— begin —
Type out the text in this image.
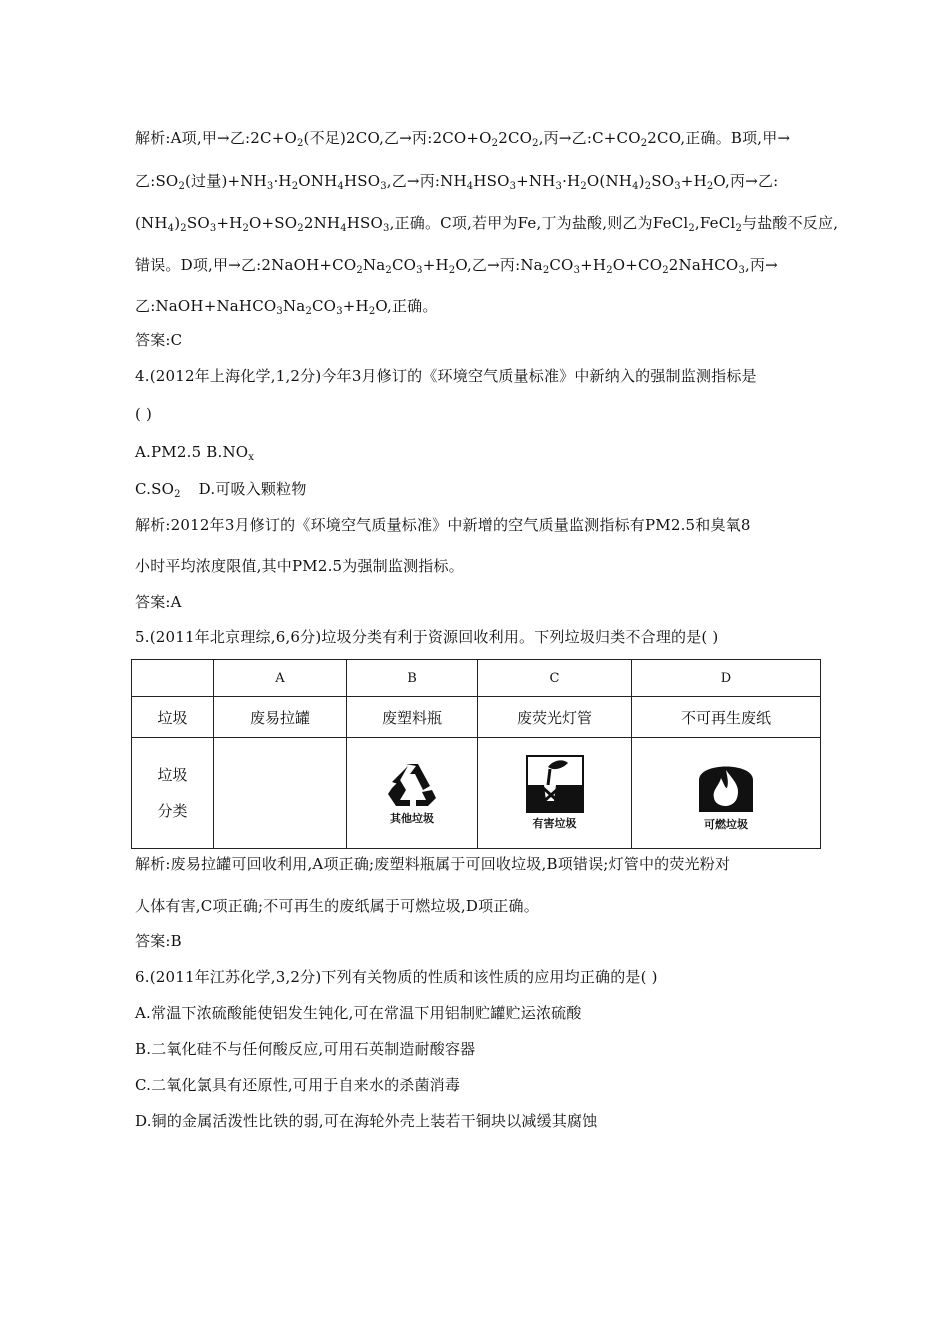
解析:A项,甲→乙$:2C+O_2$(不足)2CO,乙→丙$:2CO+O_22CO_2$,丙→乙$:C+CO_22CO$,正确。B项,甲→
乙$:SO_2$(过量)$+NH_3\cdot H_2ONH_4HSO_3$,乙→丙$:NH_4HSO_3+NH_3\cdot H_2O(NH_4)_2SO_3+H_2O$,丙→乙:
$(NH_4)_2SO_3+H_2O+SO_22NH_4HSO_3$,正确。C项,若甲为Fe,丁为盐酸,则乙为FeCl$_2$,FeCl$_2$与盐酸不反应,
错误。D项,甲→乙$:2NaOH+CO_2Na_2CO_3+H_2O$,乙→丙$:Na_2CO_3+H_2O+CO_22NaHCO_3$,丙→
乙$:NaOH+NaHCO_3Na_2CO_3+H_2O$,正确。
答案:C
4.(2012年上海化学,1,2分)今年3月修订的《环境空气质量标准》中新纳入的强制监测指标是
( )
A.PM2.5 $B.NO_x$
$C.SO_2$ D.可吸入颗粒物
解析:2012年3月修订的《环境空气质量标准》中新增的空气质量监测指标有PM2.5和臭氧8
小时平均浓度限值,其中PM2.5为强制监测指标。
答案:A
5.(2011年北京理综,6,6分)垃圾分类有利于资源回收利用。下列垃圾归类不合理的是( )
	A	B	C	D
垃圾	废易拉罐	废塑料瓶	废荧光灯管	不可再生废纸

垃圾
分类		其他垃圾	有害垃圾	可燃垃圾
解析:废易拉罐可回收利用,A项正确;废塑料瓶属于可回收垃圾,B项错误;灯管中的荧光粉对
人体有害,C项正确;不可再生的废纸属于可燃垃圾,D项正确。
答案:B
6.(2011年江苏化学,3,2分)下列有关物质的性质和该性质的应用均正确的是( )
A.常温下浓硫酸能使铝发生钝化,可在常温下用铝制贮罐贮运浓硫酸
B.二氧化硅不与任何酸反应,可用石英制造耐酸容器
C.二氧化氯具有还原性,可用于自来水的杀菌消毒
D.铜的金属活泼性比铁的弱,可在海轮外壳上装若干铜块以减缓其腐蚀
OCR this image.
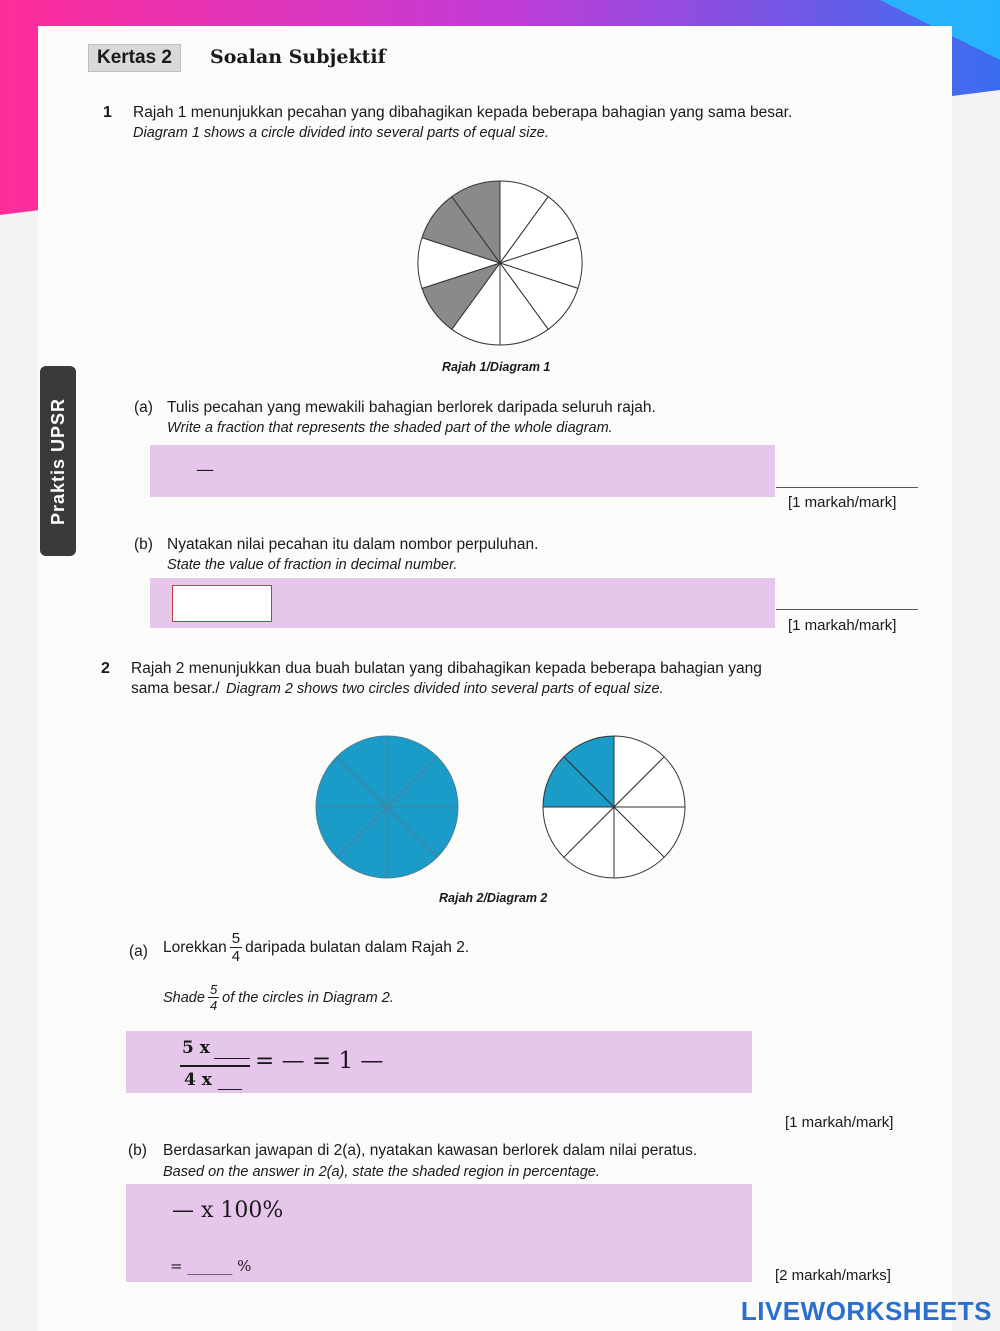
Kertas 2	Soalan Subjektif
Praktis UPSR
1 Rajah 1 menunjukkan pecahan yang dibahagikan kepada beberapa bahagian yang sama besar.
Diagram 1 shows a circle divided into several parts of equal size.
Rajah 1/Diagram 1
(a) Tulis pecahan yang mewakili bahagian berlorek daripada seluruh rajah.
Write a fraction that represents the shaded part of the whole diagram.
—
[1 markah/mark]
(b) Nyatakan nilai pecahan itu dalam nombor perpuluhan.
State the value of fraction in decimal number.
[1 markah/mark]
2 Rajah 2 menunjukkan dua buah bulatan yang dibahagikan kepada beberapa bahagian yang
sama besar./ Diagram 2 shows two circles divided into several parts of equal size.
Rajah 2/Diagram 2
(a) Lorekkan $\frac{5}{4}$ daripada bulatan dalam Rajah 2.
Shade $\frac{5}{4}$ of the circles in Diagram 2.
5 x
4 x
= — = 1 —
[1 markah/mark]
(b) Berdasarkan jawapan di 2(a), nyatakan kawasan berlorek dalam nilai peratus.
Based on the answer in 2(a), state the shaded region in percentage.
— x 100%
= ______ %
[2 markah/marks]
LIVEWORKSHEETS
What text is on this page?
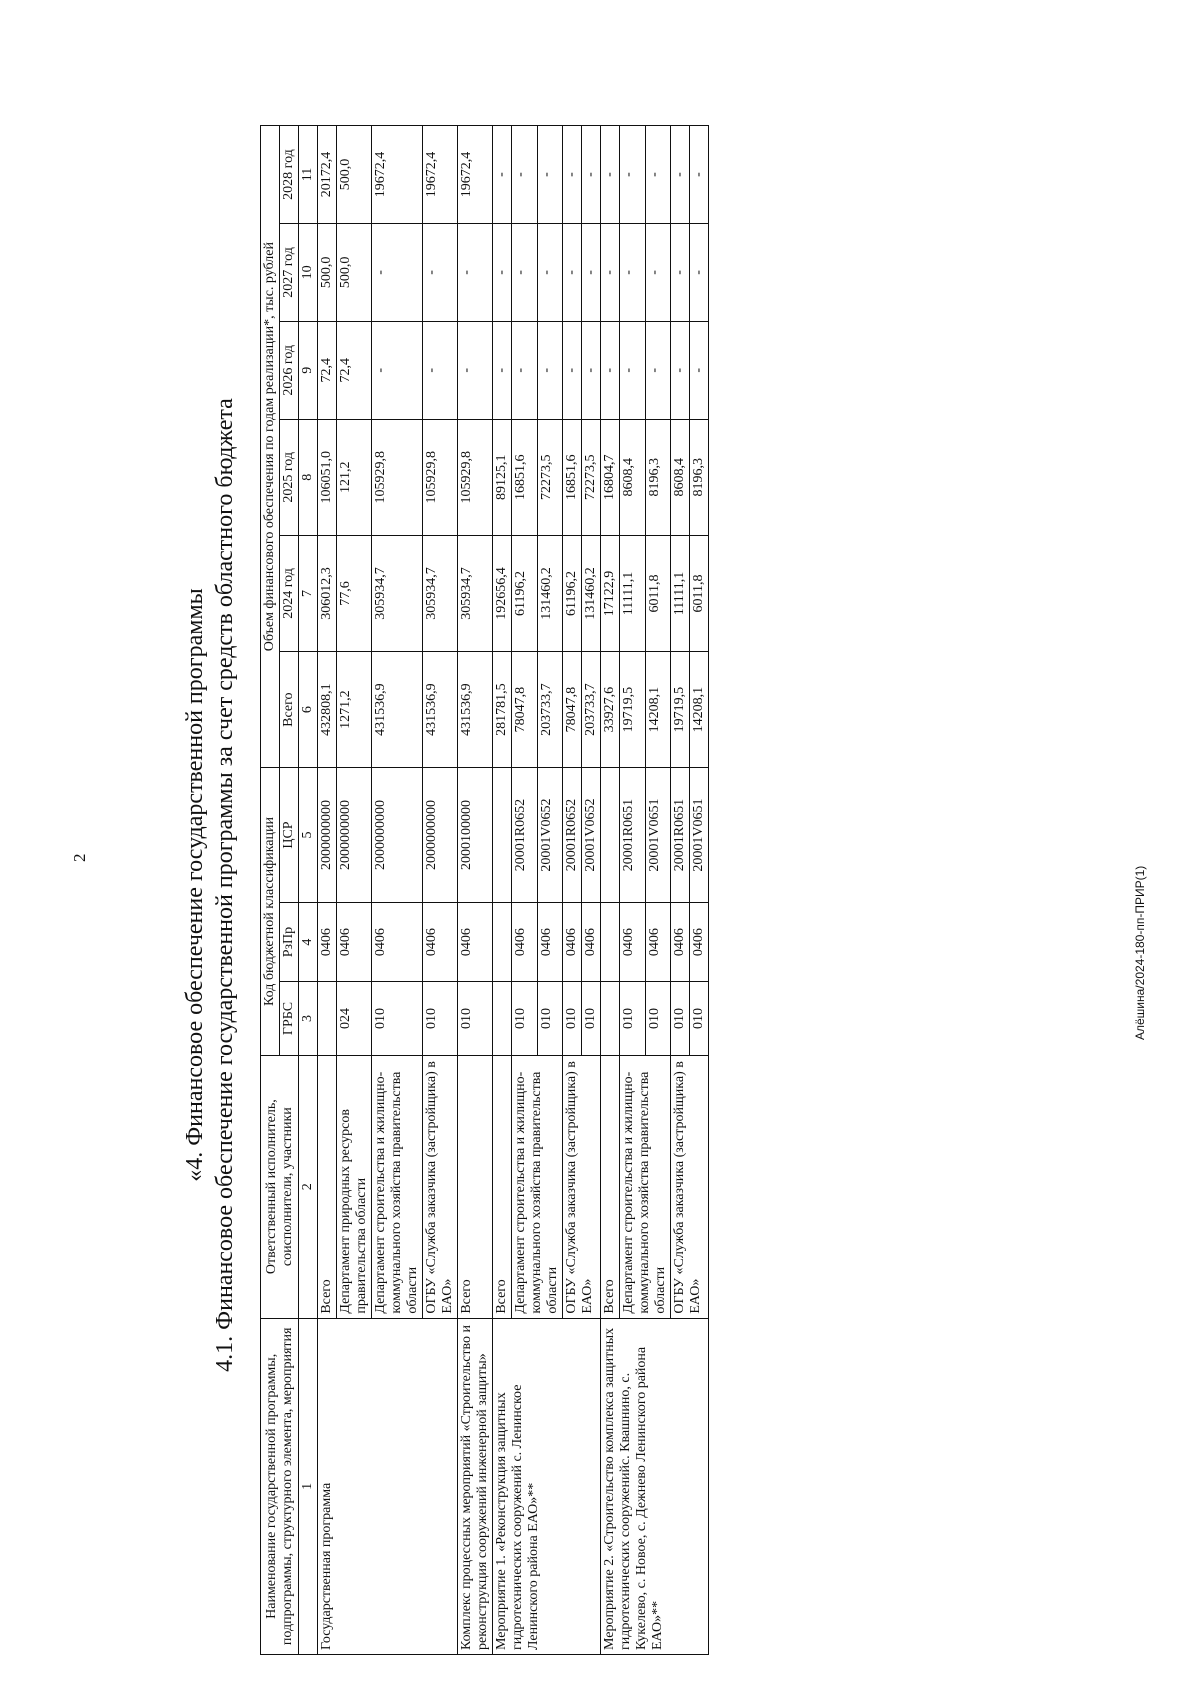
2
Алёшина/2024-180-пп-ПРИР(1)

«4. Финансовое обеспечение государственной программы 4.1. Финансовое обеспечение государственной программы за счет средств областного бюджета

Наименование государственной программы, подпрограммы, структурного элемента, мероприятия	Ответственный исполнитель, соисполнители, участники	Код бюджетной классификации			Объем финансового обеспечения по годам реализации*, тыс. рублей					
		ГРБС	РзПр	ЦСР	Всего	2024 год	2025 год	2026 год	2027 год	2028 год
1	2	3	4	5	6	7	8	9	10	11
Государственная программа	Всего		0406	2000000000	432808,1	306012,3	106051,0	72,4	500,0	20172,4
	Департамент природных ресурсов правительства области	024	0406	2000000000	1271,2	77,6	121,2	72,4	500,0	500,0
	Департамент строительства и жилищно-коммунального хозяйства правительства области	010	0406	2000000000	431536,9	305934,7	105929,8	-	-	19672,4
	ОГБУ «Служба заказчика (застройщика) в ЕАО»	010	0406	2000000000	431536,9	305934,7	105929,8	-	-	19672,4
Комплекс процессных мероприятий «Строительство и реконструкция сооружений инженерной защиты»	Всего	010	0406	2000100000	431536,9	305934,7	105929,8	-	-	19672,4
Мероприятие 1. «Реконструкция защитных гидротехнических сооружений с. Ленинское Ленинского района ЕАО»**	Всего				281781,5	192656,4	89125,1	-	-	-
	Департамент строительства и жилищно-коммунального хозяйства правительства области	010	0406	20001R0652	78047,8	61196,2	16851,6	-	-	-
		010	0406	20001V0652	203733,7	131460,2	72273,5	-	-	-
	ОГБУ «Служба заказчика (застройщика) в ЕАО»	010	0406	20001R0652	78047,8	61196,2	16851,6	-	-	-
		010	0406	20001V0652	203733,7	131460,2	72273,5	-	-	-
Мероприятие 2. «Строительство комплекса защитных гидротехнических сооруженийс. Квашнино, с. Кукелево, с. Новое, с. Дежнево Ленинского района ЕАО»**	Всего				33927,6	17122,9	16804,7	-	-	-
	Департамент строительства и жилищно-коммунального хозяйства правительства области	010	0406	20001R0651	19719,5	11111,1	8608,4	-	-	-
		010	0406	20001V0651	14208,1	6011,8	8196,3	-	-	-
	ОГБУ «Служба заказчика (застройщика) в ЕАО»	010	0406	20001R0651	19719,5	11111,1	8608,4	-	-	-
		010	0406	20001V0651	14208,1	6011,8	8196,3	-	-	-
— end —
**STATED PROBLEM:**
Can you restate all the records above word for word while dropping the pictures?

**FULL RESPONSE:**
Type out the text in this image.
解析:A项,甲→乙$:2C+O_2$(不足)2CO,乙→丙$:2CO+O_22CO_2$,丙→乙$:C+CO_22CO$,正确。B项,甲→
乙$:SO_2$(过量)$+NH_3\cdot H_2ONH_4HSO_3$,乙→丙$:NH_4HSO_3+NH_3\cdot H_2O(NH_4)_2SO_3+H_2O$,丙→乙:
$(NH_4)_2SO_3+H_2O+SO_22NH_4HSO_3$,正确。C项,若甲为Fe,丁为盐酸,则乙为FeCl$_2$,FeCl$_2$与盐酸不反应,
错误。D项,甲→乙$:2NaOH+CO_2Na_2CO_3+H_2O$,乙→丙$:Na_2CO_3+H_2O+CO_22NaHCO_3$,丙→
乙$:NaOH+NaHCO_3Na_2CO_3+H_2O$,正确。
答案:C
4.(2012年上海化学,1,2分)今年3月修订的《环境空气质量标准》中新纳入的强制监测指标是
( )
A.PM2.5 $B.NO_x$
$C.SO_2$ D.可吸入颗粒物
解析:2012年3月修订的《环境空气质量标准》中新增的空气质量监测指标有PM2.5和臭氧8
小时平均浓度限值,其中PM2.5为强制监测指标。
答案:A
5.(2011年北京理综,6,6分)垃圾分类有利于资源回收利用。下列垃圾归类不合理的是( )
	A	B	C	D
垃圾	废易拉罐	废塑料瓶	废荧光灯管	不可再生废纸

垃圾
分类		其他垃圾	有害垃圾	可燃垃圾
解析:废易拉罐可回收利用,A项正确;废塑料瓶属于可回收垃圾,B项错误;灯管中的荧光粉对
人体有害,C项正确;不可再生的废纸属于可燃垃圾,D项正确。
答案:B
6.(2011年江苏化学,3,2分)下列有关物质的性质和该性质的应用均正确的是( )
A.常温下浓硫酸能使铝发生钝化,可在常温下用铝制贮罐贮运浓硫酸
B.二氧化硅不与任何酸反应,可用石英制造耐酸容器
C.二氧化氯具有还原性,可用于自来水的杀菌消毒
D.铜的金属活泼性比铁的弱,可在海轮外壳上装若干铜块以减缓其腐蚀
OCR this image.
Kertas 2	Soalan Subjektif
Praktis UPSR
1 Rajah 1 menunjukkan pecahan yang dibahagikan kepada beberapa bahagian yang sama besar.
Diagram 1 shows a circle divided into several parts of equal size.
Rajah 1/Diagram 1
(a) Tulis pecahan yang mewakili bahagian berlorek daripada seluruh rajah.
Write a fraction that represents the shaded part of the whole diagram.
—
[1 markah/mark]
(b) Nyatakan nilai pecahan itu dalam nombor perpuluhan.
State the value of fraction in decimal number.
[1 markah/mark]
2 Rajah 2 menunjukkan dua buah bulatan yang dibahagikan kepada beberapa bahagian yang
sama besar./ Diagram 2 shows two circles divided into several parts of equal size.
Rajah 2/Diagram 2
(a) Lorekkan $\frac{5}{4}$ daripada bulatan dalam Rajah 2.
Shade $\frac{5}{4}$ of the circles in Diagram 2.
5 x
4 x
= — = 1 —
[1 markah/mark]
(b) Berdasarkan jawapan di 2(a), nyatakan kawasan berlorek dalam nilai peratus.
Based on the answer in 2(a), state the shaded region in percentage.
— x 100%
= ______ %
[2 markah/marks]
LIVEWORKSHEETS
What text is on this page?
2
Алёшина/2024-180-пп-ПРИР(1)

«4. Финансовое обеспечение государственной программы 4.1. Финансовое обеспечение государственной программы за счет средств областного бюджета

Наименование государственной программы, подпрограммы, структурного элемента, мероприятия	Ответственный исполнитель, соисполнители, участники	Код бюджетной классификации			Объем финансового обеспечения по годам реализации*, тыс. рублей					
		ГРБС	РзПр	ЦСР	Всего	2024 год	2025 год	2026 год	2027 год	2028 год
1	2	3	4	5	6	7	8	9	10	11
Государственная программа	Всего		0406	2000000000	432808,1	306012,3	106051,0	72,4	500,0	20172,4
	Департамент природных ресурсов правительства области	024	0406	2000000000	1271,2	77,6	121,2	72,4	500,0	500,0
	Департамент строительства и жилищно-коммунального хозяйства правительства области	010	0406	2000000000	431536,9	305934,7	105929,8	-	-	19672,4
	ОГБУ «Служба заказчика (застройщика) в ЕАО»	010	0406	2000000000	431536,9	305934,7	105929,8	-	-	19672,4
Комплекс процессных мероприятий «Строительство и реконструкция сооружений инженерной защиты»	Всего	010	0406	2000100000	431536,9	305934,7	105929,8	-	-	19672,4
Мероприятие 1. «Реконструкция защитных гидротехнических сооружений с. Ленинское Ленинского района ЕАО»**	Всего				281781,5	192656,4	89125,1	-	-	-
	Департамент строительства и жилищно-коммунального хозяйства правительства области	010	0406	20001R0652	78047,8	61196,2	16851,6	-	-	-
		010	0406	20001V0652	203733,7	131460,2	72273,5	-	-	-
	ОГБУ «Служба заказчика (застройщика) в ЕАО»	010	0406	20001R0652	78047,8	61196,2	16851,6	-	-	-
		010	0406	20001V0652	203733,7	131460,2	72273,5	-	-	-
Мероприятие 2. «Строительство комплекса защитных гидротехнических сооруженийс. Квашнино, с. Кукелево, с. Новое, с. Дежнево Ленинского района ЕАО»**	Всего				33927,6	17122,9	16804,7	-	-	-
	Департамент строительства и жилищно-коммунального хозяйства правительства области	010	0406	20001R0651	19719,5	11111,1	8608,4	-	-	-
		010	0406	20001V0651	14208,1	6011,8	8196,3	-	-	-
	ОГБУ «Служба заказчика (застройщика) в ЕАО»	010	0406	20001R0651	19719,5	11111,1	8608,4	-	-	-
		010	0406	20001V0651	14208,1	6011,8	8196,3	-	-	-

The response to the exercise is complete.